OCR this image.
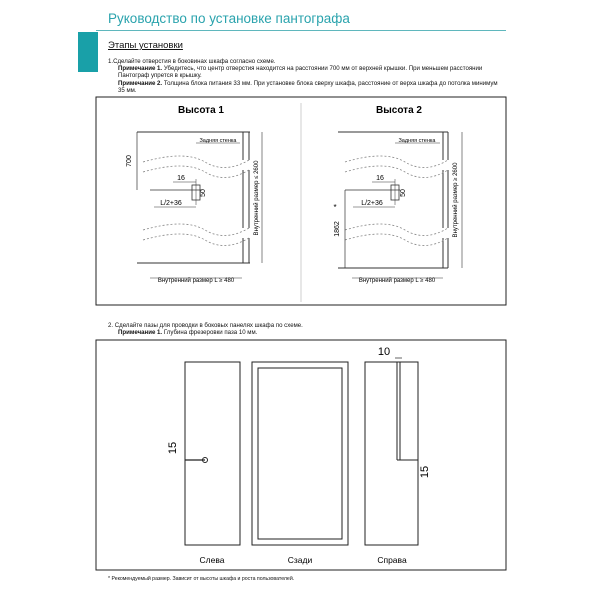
Руководство по установке пантографа
Этапы установки
1.Сделайте отверстия в боковинах шкафа согласно схеме.
Примечание 1. Убедитесь, что центр отверстия находится на расстоянии 700 мм от верхней крышки. При меньшем расстоянии Пантограф упрется в крышку.
Примечание 2. Толщина блока питания 33 мм. При установке блока сверху шкафа, расстояние от верха шкафа до потолка минимум 35 мм.
Высота 1
Задняя стенка
700
16
50
L/2+36	Внутренний размер ≤ 2600
Внутренний размер L ≥ 480
Высота 2
Задняя стенка
16
50
L/2+36
1862
*	Внутренний размер ≥ 2600
Внутренний размер L ≥ 480
2. Сделайте пазы для проводки в боковых панелях шкафа по схеме.
Примечание 1. Глубина фрезеровки паза 10 мм.
15
Слева	Сзади
10
15
Справа
* Рекомендуемый размер. Зависит от высоты шкафа и роста пользователей.
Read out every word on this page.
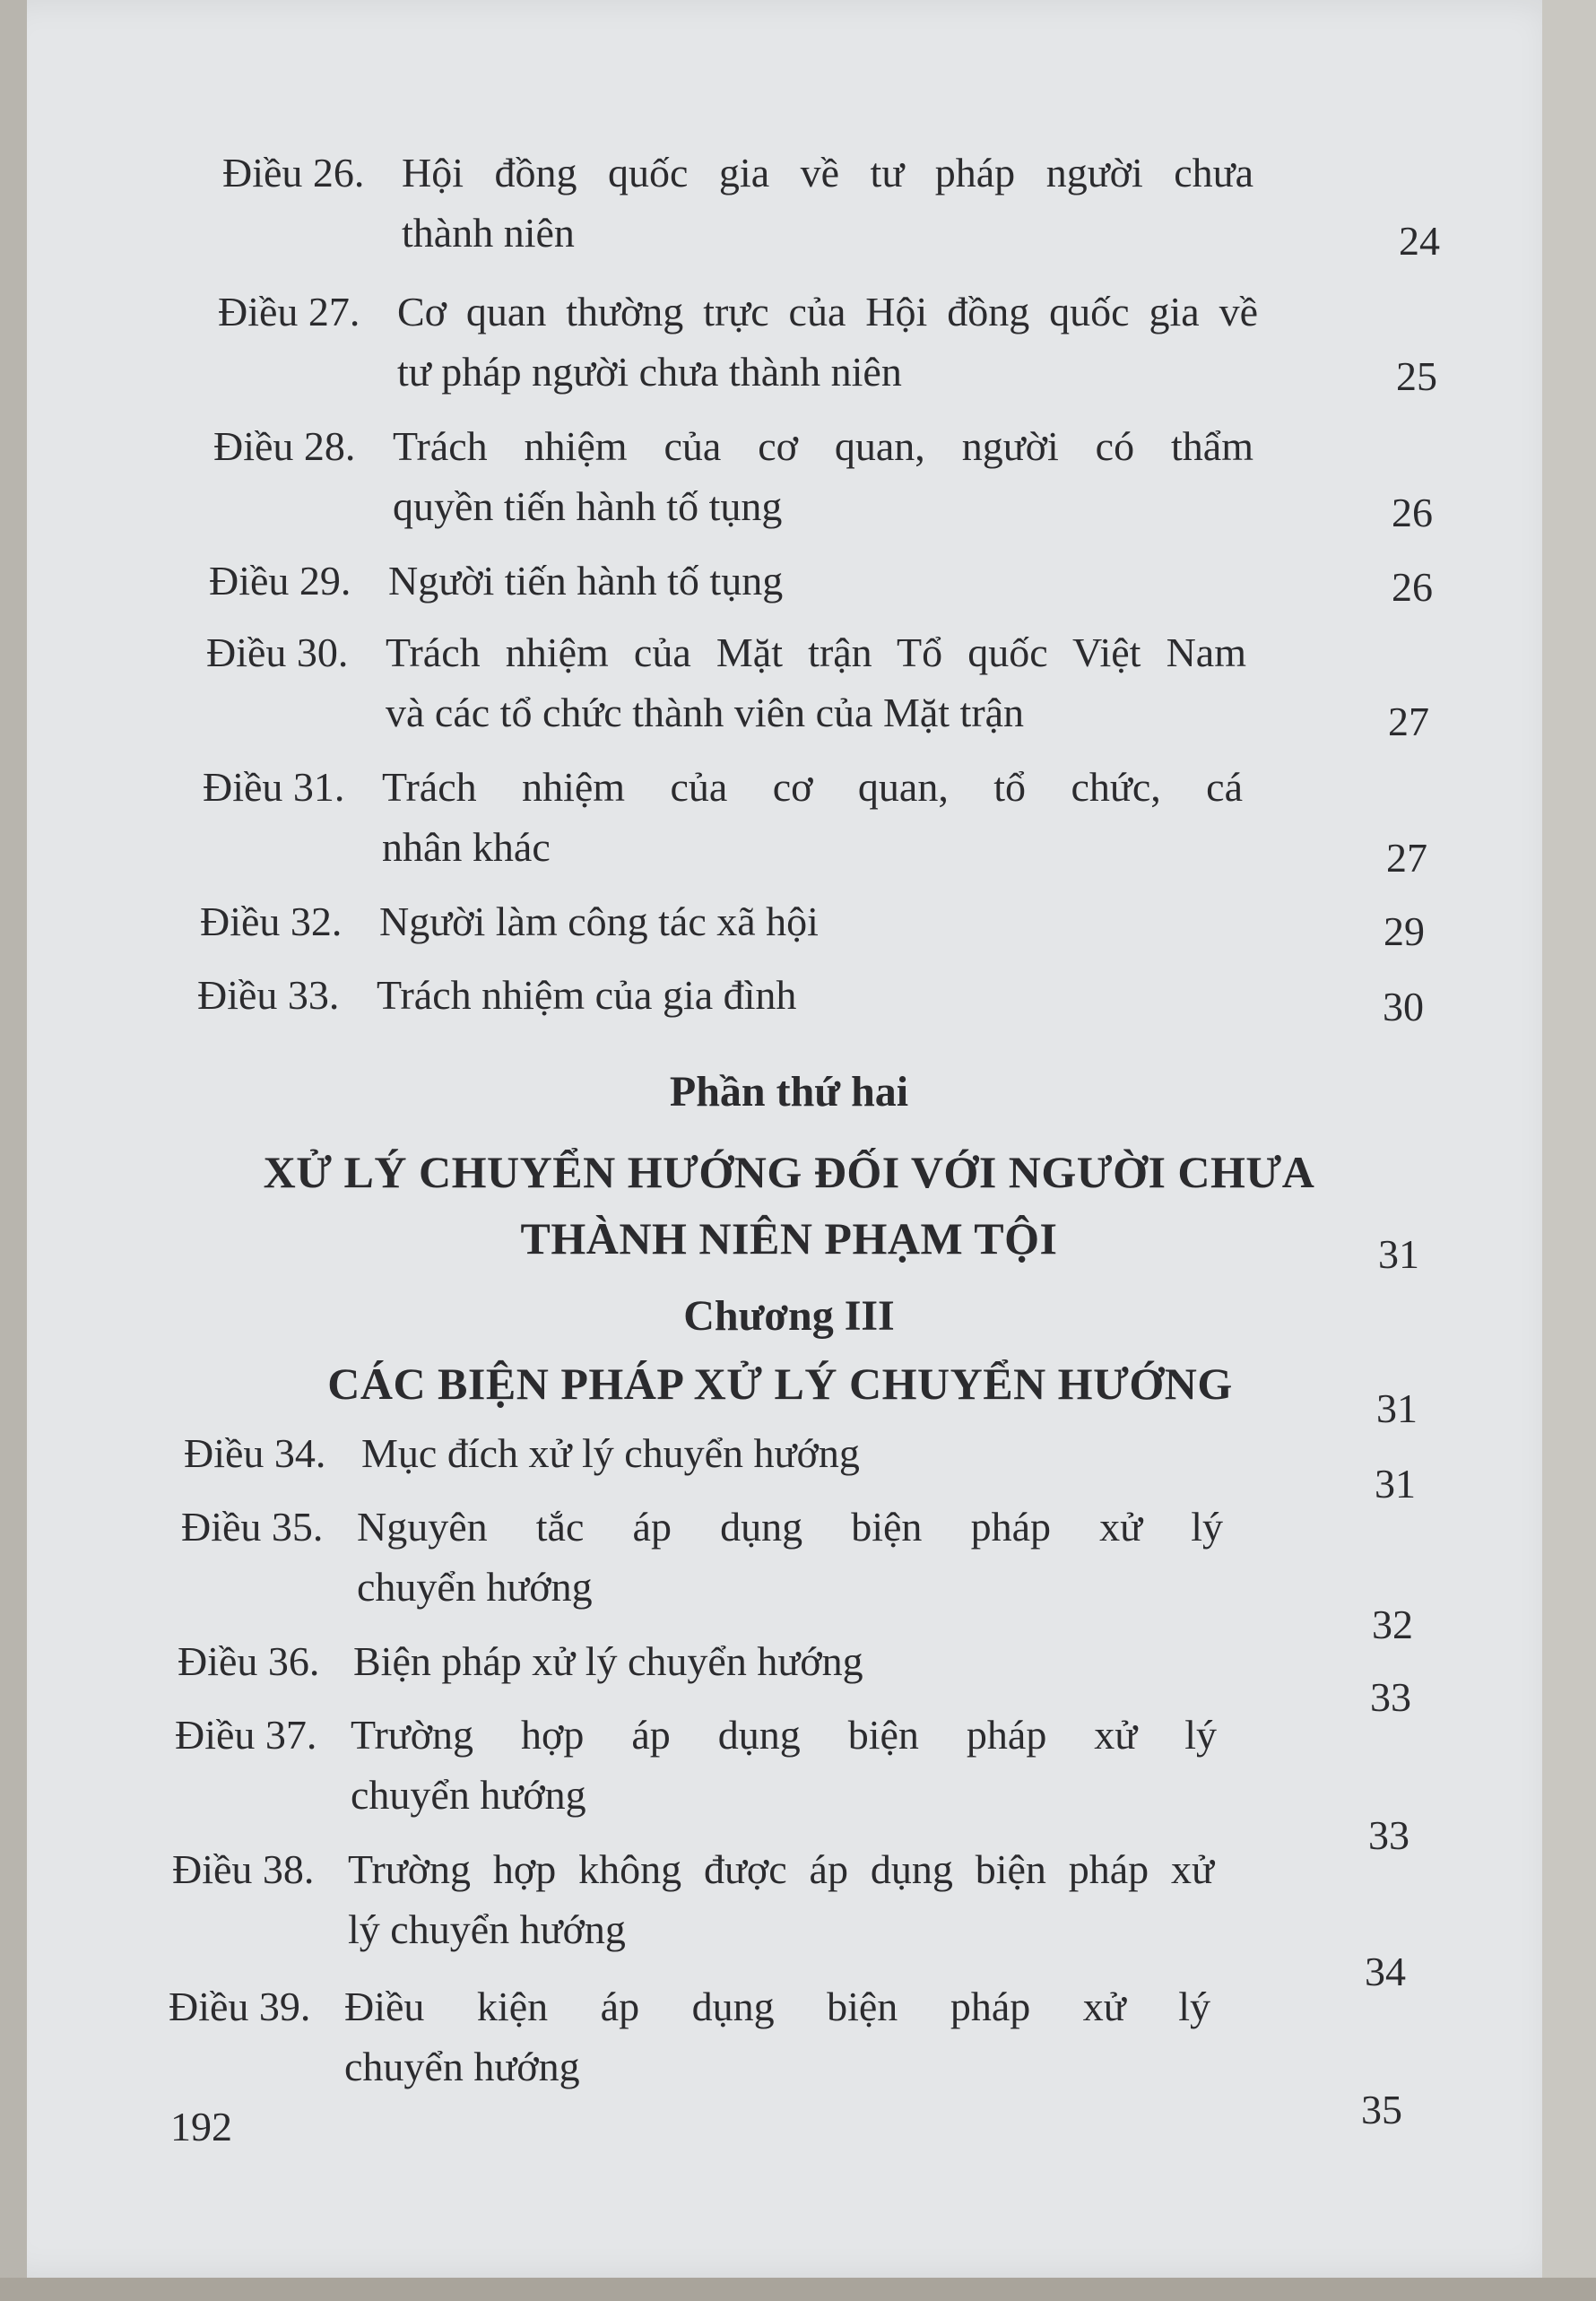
Điều 26. Hội đồng quốc gia về tư pháp người chưa
thành niên	24
Điều 27. Cơ quan thường trực của Hội đồng quốc gia về
tư pháp người chưa thành niên	25
Điều 28. Trách nhiệm của cơ quan, người có thẩm
quyền tiến hành tố tụng	26
Điều 29. Người tiến hành tố tụng	26
Điều 30. Trách nhiệm của Mặt trận Tổ quốc Việt Nam
và các tổ chức thành viên của Mặt trận	27
Điều 31. Trách nhiệm của cơ quan, tổ chức, cá
nhân khác	27
Điều 32. Người làm công tác xã hội	29
Điều 33. Trách nhiệm của gia đình	30
Phần thứ hai
XỬ LÝ CHUYỂN HƯỚNG ĐỐI VỚI NGƯỜI CHƯA
THÀNH NIÊN PHẠM TỘI	31
Chương III
CÁC BIỆN PHÁP XỬ LÝ CHUYỂN HƯỚNG	31
Điều 34. Mục đích xử lý chuyển hướng
31
Điều 35. Nguyên tắc áp dụng biện pháp xử lý
chuyển hướng
32
Điều 36. Biện pháp xử lý chuyển hướng
33
Điều 37. Trường hợp áp dụng biện pháp xử lý
chuyển hướng
33
Điều 38. Trường hợp không được áp dụng biện pháp xử
lý chuyển hướng
34
Điều 39. Điều kiện áp dụng biện pháp xử lý
chuyển hướng
35
192
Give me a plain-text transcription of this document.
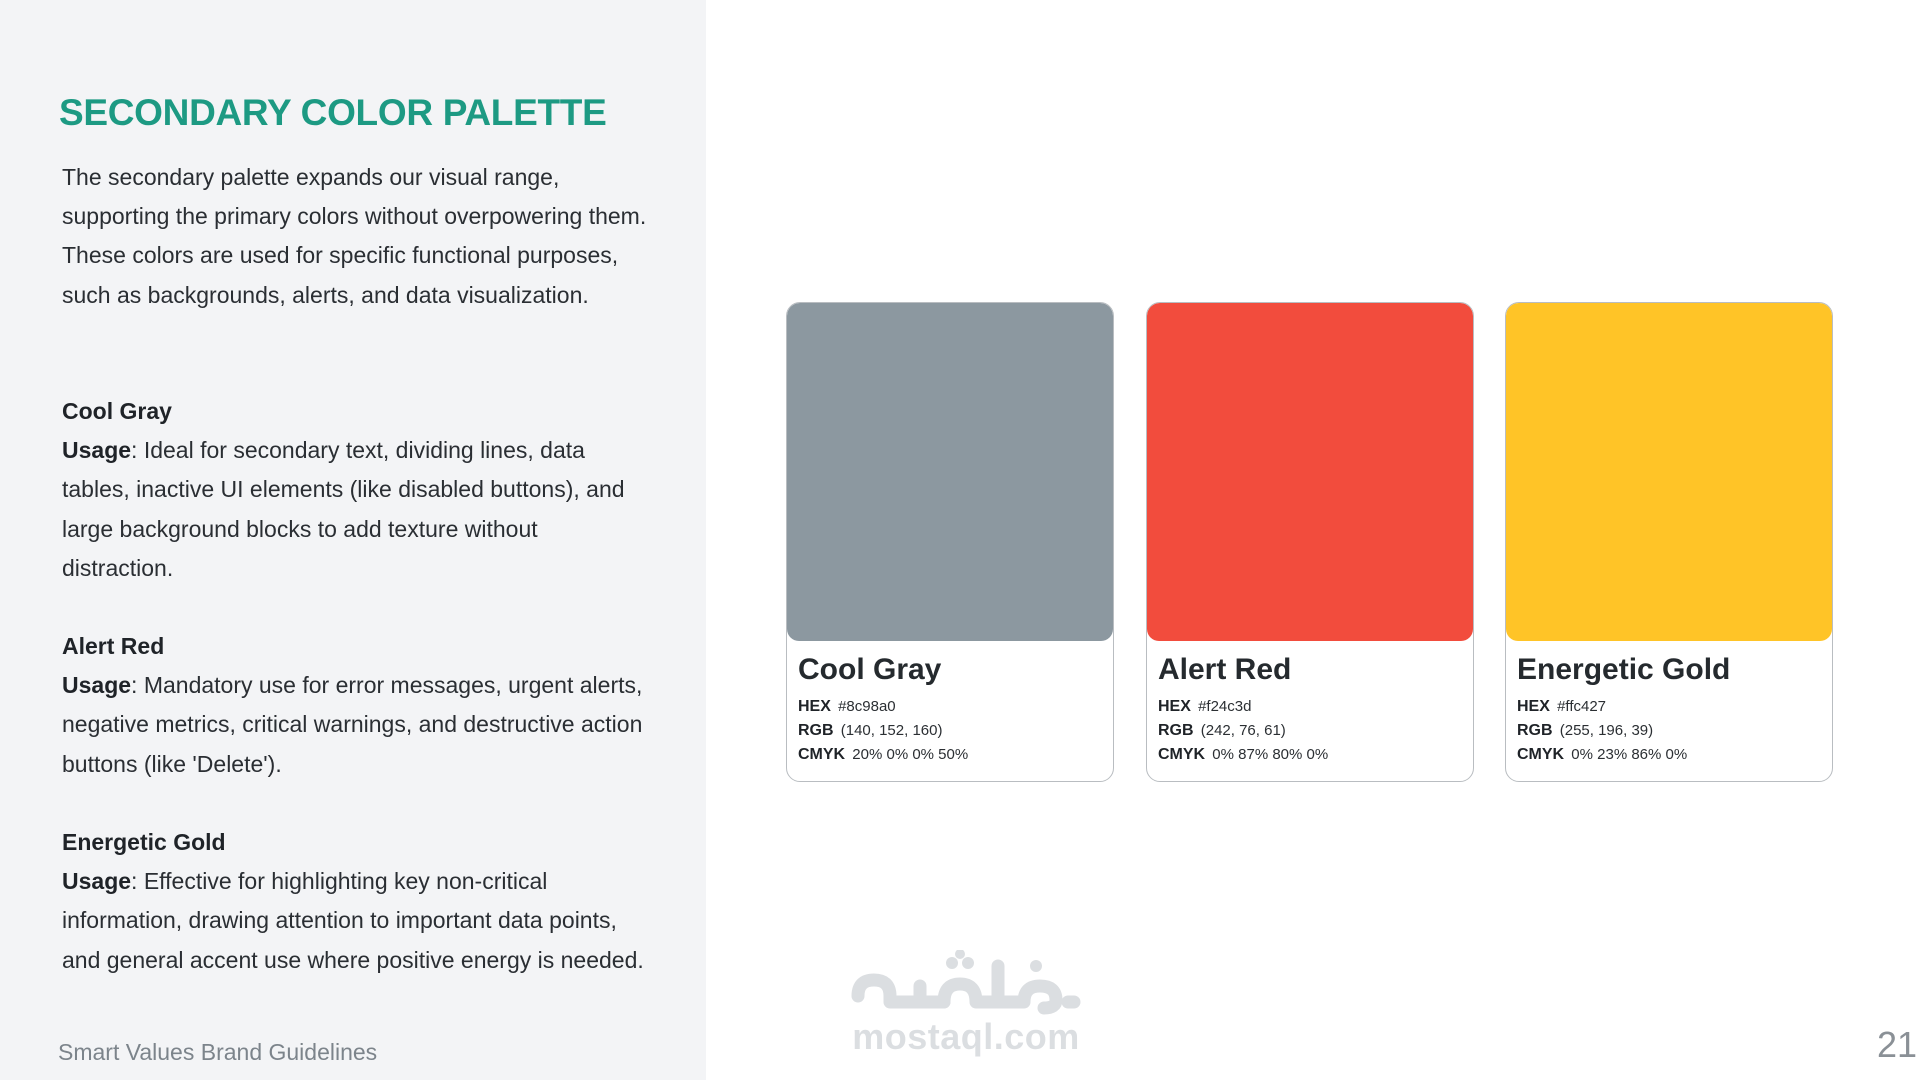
SECONDARY COLOR PALETTE

The secondary palette expands our visual range, supporting the primary colors without overpowering them. These colors are used for specific functional purposes, such as backgrounds, alerts, and data visualization.

Cool Gray
Usage: Ideal for secondary text, dividing lines, data tables, inactive UI elements (like disabled buttons), and large background blocks to add texture without distraction.

Alert Red
Usage: Mandatory use for error messages, urgent alerts, negative metrics, critical warnings, and destructive action buttons (like 'Delete').

Energetic Gold
Usage: Effective for highlighting key non-critical information, drawing attention to important data points, and general accent use where positive energy is needed.

Smart Values Brand Guidelines
Cool Gray
HEX #8c98a0
RGB (140, 152, 160)
CMYK 20% 0% 0% 50%
Alert Red
HEX #f24c3d
RGB (242, 76, 61)
CMYK 0% 87% 80% 0%
Energetic Gold
HEX #ffc427
RGB (255, 196, 39)
CMYK 0% 23% 86% 0%
mostaql.com	21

- - - - - - -

INSTRUCTIONS FOR THE TASK:
From the listing above, pick out each line where the word "Trách" appears.

EXPECTED ANSWER:
Điều 28. Trách nhiệm của cơ quan, người có thẩm
Điều 30. Trách nhiệm của Mặt trận Tổ quốc Việt Nam
Điều 31. Trách nhiệm của cơ quan, tổ chức, cá
Điều 33. Trách nhiệm của gia đình	30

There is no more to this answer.